## EXERCISE DIRECTIONS
Transcribe each record below word for word.

[Stored data]

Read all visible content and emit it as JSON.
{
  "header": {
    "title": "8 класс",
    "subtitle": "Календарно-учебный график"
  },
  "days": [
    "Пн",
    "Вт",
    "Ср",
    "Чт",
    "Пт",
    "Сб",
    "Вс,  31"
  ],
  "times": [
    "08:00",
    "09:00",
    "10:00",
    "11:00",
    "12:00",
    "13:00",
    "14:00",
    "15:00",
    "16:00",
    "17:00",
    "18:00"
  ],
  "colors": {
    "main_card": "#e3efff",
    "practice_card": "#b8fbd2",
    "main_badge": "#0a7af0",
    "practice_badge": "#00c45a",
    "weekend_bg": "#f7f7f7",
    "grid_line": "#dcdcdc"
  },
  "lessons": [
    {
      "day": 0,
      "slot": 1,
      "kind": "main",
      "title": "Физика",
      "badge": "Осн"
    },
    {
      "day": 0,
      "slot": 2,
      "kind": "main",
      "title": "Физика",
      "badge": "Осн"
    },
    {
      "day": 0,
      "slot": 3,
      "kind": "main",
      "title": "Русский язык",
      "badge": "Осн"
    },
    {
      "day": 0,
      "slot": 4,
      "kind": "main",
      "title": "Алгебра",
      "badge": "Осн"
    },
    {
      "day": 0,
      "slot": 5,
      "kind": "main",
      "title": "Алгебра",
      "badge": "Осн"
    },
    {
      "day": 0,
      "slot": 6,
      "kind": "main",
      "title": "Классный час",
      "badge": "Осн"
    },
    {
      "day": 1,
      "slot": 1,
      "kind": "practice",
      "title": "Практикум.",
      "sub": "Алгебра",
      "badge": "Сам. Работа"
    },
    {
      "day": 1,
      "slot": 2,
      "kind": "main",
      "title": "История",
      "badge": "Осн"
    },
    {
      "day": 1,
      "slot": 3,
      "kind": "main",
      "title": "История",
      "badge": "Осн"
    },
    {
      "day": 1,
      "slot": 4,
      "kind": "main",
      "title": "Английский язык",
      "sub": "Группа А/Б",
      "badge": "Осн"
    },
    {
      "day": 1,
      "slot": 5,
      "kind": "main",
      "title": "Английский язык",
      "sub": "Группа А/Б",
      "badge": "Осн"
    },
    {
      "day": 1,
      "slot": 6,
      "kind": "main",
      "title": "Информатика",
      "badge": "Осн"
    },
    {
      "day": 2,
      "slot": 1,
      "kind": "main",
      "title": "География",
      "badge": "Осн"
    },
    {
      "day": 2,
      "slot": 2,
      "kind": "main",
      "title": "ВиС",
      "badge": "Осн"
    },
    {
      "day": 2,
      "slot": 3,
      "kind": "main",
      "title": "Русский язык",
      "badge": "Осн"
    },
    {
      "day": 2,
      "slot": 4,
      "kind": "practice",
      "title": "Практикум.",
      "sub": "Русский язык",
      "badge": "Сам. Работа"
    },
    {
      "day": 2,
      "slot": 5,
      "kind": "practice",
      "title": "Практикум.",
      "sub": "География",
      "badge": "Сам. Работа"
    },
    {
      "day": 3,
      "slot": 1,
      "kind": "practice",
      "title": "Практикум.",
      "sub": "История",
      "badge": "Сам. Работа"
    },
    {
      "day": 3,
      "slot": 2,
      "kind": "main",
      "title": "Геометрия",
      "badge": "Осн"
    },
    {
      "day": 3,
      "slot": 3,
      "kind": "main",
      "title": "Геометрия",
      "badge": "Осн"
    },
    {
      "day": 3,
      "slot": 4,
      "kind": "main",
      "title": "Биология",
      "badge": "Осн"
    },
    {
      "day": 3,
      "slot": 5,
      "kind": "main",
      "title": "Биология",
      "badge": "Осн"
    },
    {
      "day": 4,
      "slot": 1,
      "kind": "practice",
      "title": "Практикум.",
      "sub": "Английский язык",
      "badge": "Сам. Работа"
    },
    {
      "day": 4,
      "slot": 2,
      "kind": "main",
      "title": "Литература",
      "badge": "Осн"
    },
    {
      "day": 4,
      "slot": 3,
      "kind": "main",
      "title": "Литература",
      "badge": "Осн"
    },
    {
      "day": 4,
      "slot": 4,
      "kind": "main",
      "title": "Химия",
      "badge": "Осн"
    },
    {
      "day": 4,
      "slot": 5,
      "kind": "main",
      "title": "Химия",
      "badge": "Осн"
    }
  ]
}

## RESPONSE TO THE TASK
Read all visible content and emit it as JSON.
{
  "header": {
    "title": "8 класс",
    "subtitle": "Календарно-учебный график"
  },
  "days": [
    "Пн",
    "Вт",
    "Ср",
    "Чт",
    "Пт",
    "Сб",
    "Вс,  31"
  ],
  "times": [
    "08:00",
    "09:00",
    "10:00",
    "11:00",
    "12:00",
    "13:00",
    "14:00",
    "15:00",
    "16:00",
    "17:00",
    "18:00"
  ],
  "colors": {
    "main_card": "#e3efff",
    "practice_card": "#b8fbd2",
    "main_badge": "#0a7af0",
    "practice_badge": "#00c45a",
    "weekend_bg": "#f7f7f7",
    "grid_line": "#dcdcdc"
  },
  "lessons": [
    {
      "day": 0,
      "slot": 1,
      "kind": "main",
      "title": "Физика",
      "badge": "Осн"
    },
    {
      "day": 0,
      "slot": 2,
      "kind": "main",
      "title": "Физика",
      "badge": "Осн"
    },
    {
      "day": 0,
      "slot": 3,
      "kind": "main",
      "title": "Русский язык",
      "badge": "Осн"
    },
    {
      "day": 0,
      "slot": 4,
      "kind": "main",
      "title": "Алгебра",
      "badge": "Осн"
    },
    {
      "day": 0,
      "slot": 5,
      "kind": "main",
      "title": "Алгебра",
      "badge": "Осн"
    },
    {
      "day": 0,
      "slot": 6,
      "kind": "main",
      "title": "Классный час",
      "badge": "Осн"
    },
    {
      "day": 1,
      "slot": 1,
      "kind": "practice",
      "title": "Практикум.",
      "sub": "Алгебра",
      "badge": "Сам. Работа"
    },
    {
      "day": 1,
      "slot": 2,
      "kind": "main",
      "title": "История",
      "badge": "Осн"
    },
    {
      "day": 1,
      "slot": 3,
      "kind": "main",
      "title": "История",
      "badge": "Осн"
    },
    {
      "day": 1,
      "slot": 4,
      "kind": "main",
      "title": "Английский язык",
      "sub": "Группа А/Б",
      "badge": "Осн"
    },
    {
      "day": 1,
      "slot": 5,
      "kind": "main",
      "title": "Английский язык",
      "sub": "Группа А/Б",
      "badge": "Осн"
    },
    {
      "day": 1,
      "slot": 6,
      "kind": "main",
      "title": "Информатика",
      "badge": "Осн"
    },
    {
      "day": 2,
      "slot": 1,
      "kind": "main",
      "title": "География",
      "badge": "Осн"
    },
    {
      "day": 2,
      "slot": 2,
      "kind": "main",
      "title": "ВиС",
      "badge": "Осн"
    },
    {
      "day": 2,
      "slot": 3,
      "kind": "main",
      "title": "Русский язык",
      "badge": "Осн"
    },
    {
      "day": 2,
      "slot": 4,
      "kind": "practice",
      "title": "Практикум.",
      "sub": "Русский язык",
      "badge": "Сам. Работа"
    },
    {
      "day": 2,
      "slot": 5,
      "kind": "practice",
      "title": "Практикум.",
      "sub": "География",
      "badge": "Сам. Работа"
    },
    {
      "day": 3,
      "slot": 1,
      "kind": "practice",
      "title": "Практикум.",
      "sub": "История",
      "badge": "Сам. Работа"
    },
    {
      "day": 3,
      "slot": 2,
      "kind": "main",
      "title": "Геометрия",
      "badge": "Осн"
    },
    {
      "day": 3,
      "slot": 3,
      "kind": "main",
      "title": "Геометрия",
      "badge": "Осн"
    },
    {
      "day": 3,
      "slot": 4,
      "kind": "main",
      "title": "Биология",
      "badge": "Осн"
    },
    {
      "day": 3,
      "slot": 5,
      "kind": "main",
      "title": "Биология",
      "badge": "Осн"
    },
    {
      "day": 4,
      "slot": 1,
      "kind": "practice",
      "title": "Практикум.",
      "sub": "Английский язык",
      "badge": "Сам. Работа"
    },
    {
      "day": 4,
      "slot": 2,
      "kind": "main",
      "title": "Литература",
      "badge": "Осн"
    },
    {
      "day": 4,
      "slot": 3,
      "kind": "main",
      "title": "Литература",
      "badge": "Осн"
    },
    {
      "day": 4,
      "slot": 4,
      "kind": "main",
      "title": "Химия",
      "badge": "Осн"
    },
    {
      "day": 4,
      "slot": 5,
      "kind": "main",
      "title": "Химия",
      "badge": "Осн"
    }
  ]
}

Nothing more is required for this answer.